_Document extract_:
━━━━━━
Learning the ABCs of the VSO

It’s back-to-school time at UVic for classical music lovers

Mikki Reintjes has taught a music appreciation class for eight years based on the Victoria Symphony Orchestra’s performance schedule. The class has been full every year it has been offered.

Mikki Reintjes has taught a music appreciation class for eight years based on the Victoria Symphony Orchestra’s performance schedule. The class has been full every year it has been offered.

When she began teaching a course in music appreciation based around the Victoria Symphony Orchestra season, Mikki Reintjes wasn’t sure how much interest there would be.

Eight years later, as it was the first time it was offered, the University of Victoria continuing education class is full with 30 participants.

“It’s (for) people who are taking their first steps in classical music,” Reintjes says of the students, who range in age from 20-somethings to people in their 70s.

The eight-session course corresponds with selections from the VSO’s performances for the 2011-12 season. This year, students will learn about Gustav Mahler’s rarely performed “Das Lied von der Erde,” as well as Vivaldi’s “Four Seasons.”
━━━━━━
_Stated exercise a_:
Name every person mentioned in the VSO course article.

_Input_:
━━━━━━
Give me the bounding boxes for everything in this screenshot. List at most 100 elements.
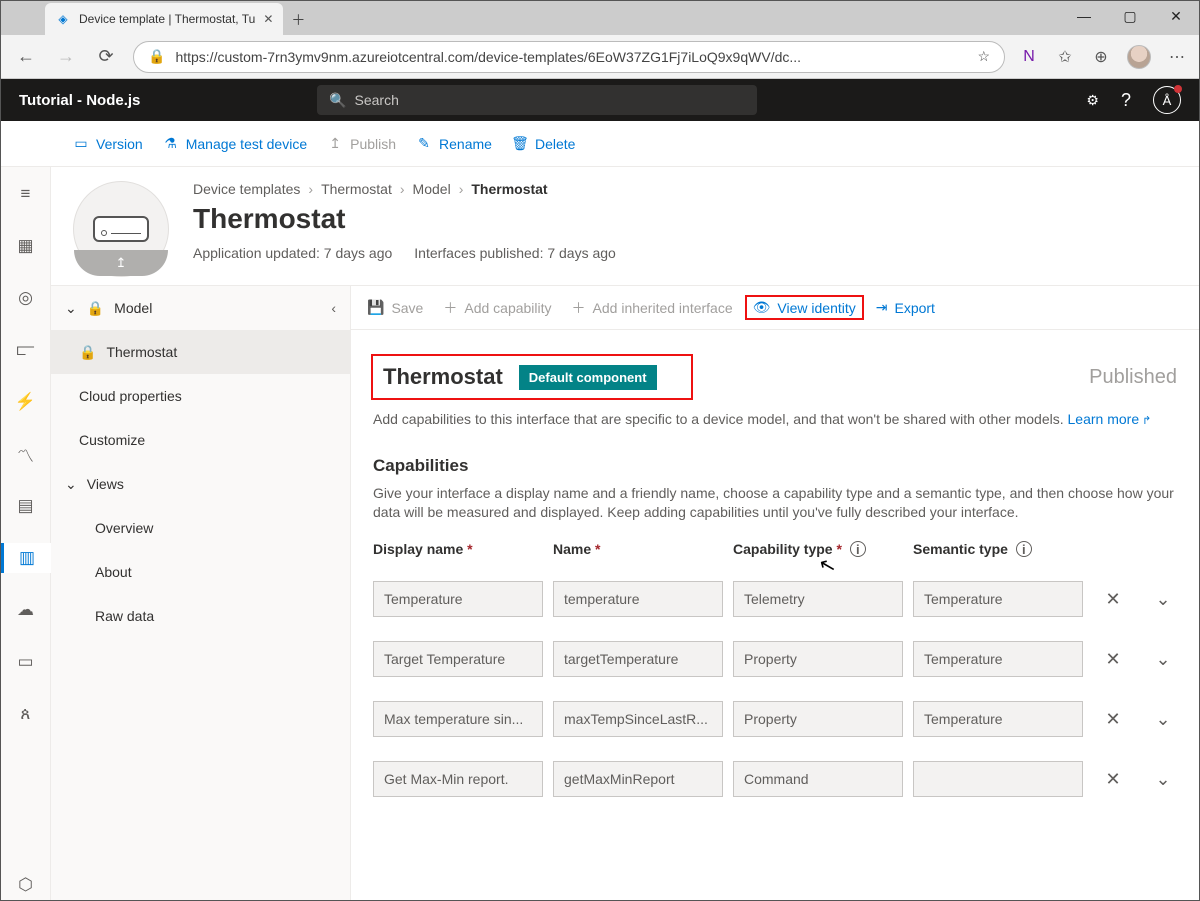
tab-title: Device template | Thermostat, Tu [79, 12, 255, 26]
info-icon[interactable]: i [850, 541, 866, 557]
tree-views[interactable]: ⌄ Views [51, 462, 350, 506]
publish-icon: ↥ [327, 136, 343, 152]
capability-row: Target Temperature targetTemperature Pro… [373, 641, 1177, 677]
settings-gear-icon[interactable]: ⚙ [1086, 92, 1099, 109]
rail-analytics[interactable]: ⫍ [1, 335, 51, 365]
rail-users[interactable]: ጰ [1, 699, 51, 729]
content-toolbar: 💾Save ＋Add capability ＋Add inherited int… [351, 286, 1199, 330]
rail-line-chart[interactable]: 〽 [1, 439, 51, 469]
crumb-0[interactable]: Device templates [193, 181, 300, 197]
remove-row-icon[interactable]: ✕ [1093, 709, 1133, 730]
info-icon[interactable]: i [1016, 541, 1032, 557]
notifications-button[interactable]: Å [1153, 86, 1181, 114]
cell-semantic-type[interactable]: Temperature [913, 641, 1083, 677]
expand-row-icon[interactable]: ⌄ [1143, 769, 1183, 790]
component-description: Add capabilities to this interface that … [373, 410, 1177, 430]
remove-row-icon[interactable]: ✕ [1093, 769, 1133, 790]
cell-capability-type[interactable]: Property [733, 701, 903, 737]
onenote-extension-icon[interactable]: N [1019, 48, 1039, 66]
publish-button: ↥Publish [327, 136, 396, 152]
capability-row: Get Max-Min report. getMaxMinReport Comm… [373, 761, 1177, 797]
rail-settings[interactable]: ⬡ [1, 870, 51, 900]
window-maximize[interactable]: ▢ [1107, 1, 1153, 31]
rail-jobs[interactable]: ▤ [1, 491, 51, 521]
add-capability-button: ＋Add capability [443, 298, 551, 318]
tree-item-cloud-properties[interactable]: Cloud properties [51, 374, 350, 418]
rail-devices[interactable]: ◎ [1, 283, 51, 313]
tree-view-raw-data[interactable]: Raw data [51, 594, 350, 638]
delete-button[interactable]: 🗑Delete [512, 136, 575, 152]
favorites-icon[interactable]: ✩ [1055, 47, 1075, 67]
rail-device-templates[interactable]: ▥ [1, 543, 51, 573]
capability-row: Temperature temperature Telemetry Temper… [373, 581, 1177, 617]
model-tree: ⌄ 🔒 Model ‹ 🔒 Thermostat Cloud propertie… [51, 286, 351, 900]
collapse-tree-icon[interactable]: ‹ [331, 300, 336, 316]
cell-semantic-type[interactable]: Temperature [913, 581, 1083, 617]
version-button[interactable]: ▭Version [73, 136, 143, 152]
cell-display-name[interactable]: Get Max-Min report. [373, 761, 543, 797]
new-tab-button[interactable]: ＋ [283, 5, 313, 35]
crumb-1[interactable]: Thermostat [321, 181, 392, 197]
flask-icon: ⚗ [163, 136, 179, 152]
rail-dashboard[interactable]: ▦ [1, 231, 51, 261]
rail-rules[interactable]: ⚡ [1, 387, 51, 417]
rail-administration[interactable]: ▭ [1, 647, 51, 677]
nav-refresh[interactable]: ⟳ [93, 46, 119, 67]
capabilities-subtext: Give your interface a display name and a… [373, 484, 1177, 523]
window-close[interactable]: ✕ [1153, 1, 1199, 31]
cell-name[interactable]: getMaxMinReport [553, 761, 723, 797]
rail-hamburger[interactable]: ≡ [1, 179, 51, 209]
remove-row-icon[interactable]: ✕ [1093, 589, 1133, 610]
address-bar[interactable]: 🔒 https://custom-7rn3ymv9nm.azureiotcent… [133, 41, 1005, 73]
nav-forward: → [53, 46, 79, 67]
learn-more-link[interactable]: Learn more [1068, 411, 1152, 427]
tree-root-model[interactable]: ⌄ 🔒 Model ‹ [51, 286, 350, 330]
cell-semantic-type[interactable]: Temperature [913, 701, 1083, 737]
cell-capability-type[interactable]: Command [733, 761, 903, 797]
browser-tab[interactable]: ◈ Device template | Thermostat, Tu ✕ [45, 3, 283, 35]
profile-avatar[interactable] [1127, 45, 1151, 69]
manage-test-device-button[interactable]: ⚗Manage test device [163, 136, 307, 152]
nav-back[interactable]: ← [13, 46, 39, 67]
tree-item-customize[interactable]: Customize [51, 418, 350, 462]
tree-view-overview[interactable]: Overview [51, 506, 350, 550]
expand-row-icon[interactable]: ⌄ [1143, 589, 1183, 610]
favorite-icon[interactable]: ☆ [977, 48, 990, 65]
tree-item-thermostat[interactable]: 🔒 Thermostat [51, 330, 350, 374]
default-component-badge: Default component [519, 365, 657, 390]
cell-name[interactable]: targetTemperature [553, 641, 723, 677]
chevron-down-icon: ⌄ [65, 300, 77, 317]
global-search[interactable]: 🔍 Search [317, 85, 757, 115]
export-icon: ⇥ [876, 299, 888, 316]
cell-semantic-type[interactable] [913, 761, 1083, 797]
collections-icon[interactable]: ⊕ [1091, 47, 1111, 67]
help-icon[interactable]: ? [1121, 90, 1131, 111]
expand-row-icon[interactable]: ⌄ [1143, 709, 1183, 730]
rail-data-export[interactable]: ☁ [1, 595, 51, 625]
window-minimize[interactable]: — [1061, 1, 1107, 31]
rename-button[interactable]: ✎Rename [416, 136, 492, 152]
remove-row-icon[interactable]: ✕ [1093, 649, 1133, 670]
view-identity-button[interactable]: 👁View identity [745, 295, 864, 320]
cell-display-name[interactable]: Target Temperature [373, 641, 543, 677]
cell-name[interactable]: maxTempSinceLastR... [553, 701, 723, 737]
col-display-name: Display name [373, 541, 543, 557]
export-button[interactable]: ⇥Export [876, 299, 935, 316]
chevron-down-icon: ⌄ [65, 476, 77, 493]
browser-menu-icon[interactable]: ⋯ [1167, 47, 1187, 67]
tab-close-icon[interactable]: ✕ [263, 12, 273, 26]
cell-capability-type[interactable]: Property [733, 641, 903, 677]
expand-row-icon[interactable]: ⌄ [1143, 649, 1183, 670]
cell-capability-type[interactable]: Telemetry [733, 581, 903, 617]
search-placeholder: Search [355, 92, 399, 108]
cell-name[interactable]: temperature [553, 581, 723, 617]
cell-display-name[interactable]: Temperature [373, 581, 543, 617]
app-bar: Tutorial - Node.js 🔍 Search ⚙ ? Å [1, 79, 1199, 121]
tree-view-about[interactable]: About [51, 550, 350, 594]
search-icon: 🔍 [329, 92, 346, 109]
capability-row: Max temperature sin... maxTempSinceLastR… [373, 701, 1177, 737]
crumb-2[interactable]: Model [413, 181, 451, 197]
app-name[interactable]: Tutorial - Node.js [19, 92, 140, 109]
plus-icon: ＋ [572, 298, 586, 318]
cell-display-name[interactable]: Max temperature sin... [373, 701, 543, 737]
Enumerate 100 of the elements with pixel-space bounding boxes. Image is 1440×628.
━━━━━━
_Stated exercise b_:
In the entries, start at the line that has "tab-title: Device template" and end after the line that has "rail-line-chart[interactable]: 〽 [1, 439, 51, 469]". Write those lines out again with "info-icon" replaced by "help-icon" and everything else unchanged.

_Expected output a_:
Mikki Reintjes, Gustav Mahler, Vivaldi

_Expected output b_:
tab-title: Device template | Thermostat, Tu [79, 12, 255, 26]
help-icon[interactable]: i [850, 541, 866, 557]
tree-views[interactable]: ⌄ Views [51, 462, 350, 506]
publish-icon: ↥ [327, 136, 343, 152]
capability-row: Target Temperature targetTemperature Pro… [373, 641, 1177, 677]
settings-gear-icon[interactable]: ⚙ [1086, 92, 1099, 109]
rail-analytics[interactable]: ⫍ [1, 335, 51, 365]
rail-users[interactable]: ጰ [1, 699, 51, 729]
content-toolbar: 💾Save ＋Add capability ＋Add inherited int… [351, 286, 1199, 330]
rail-line-chart[interactable]: 〽 [1, 439, 51, 469]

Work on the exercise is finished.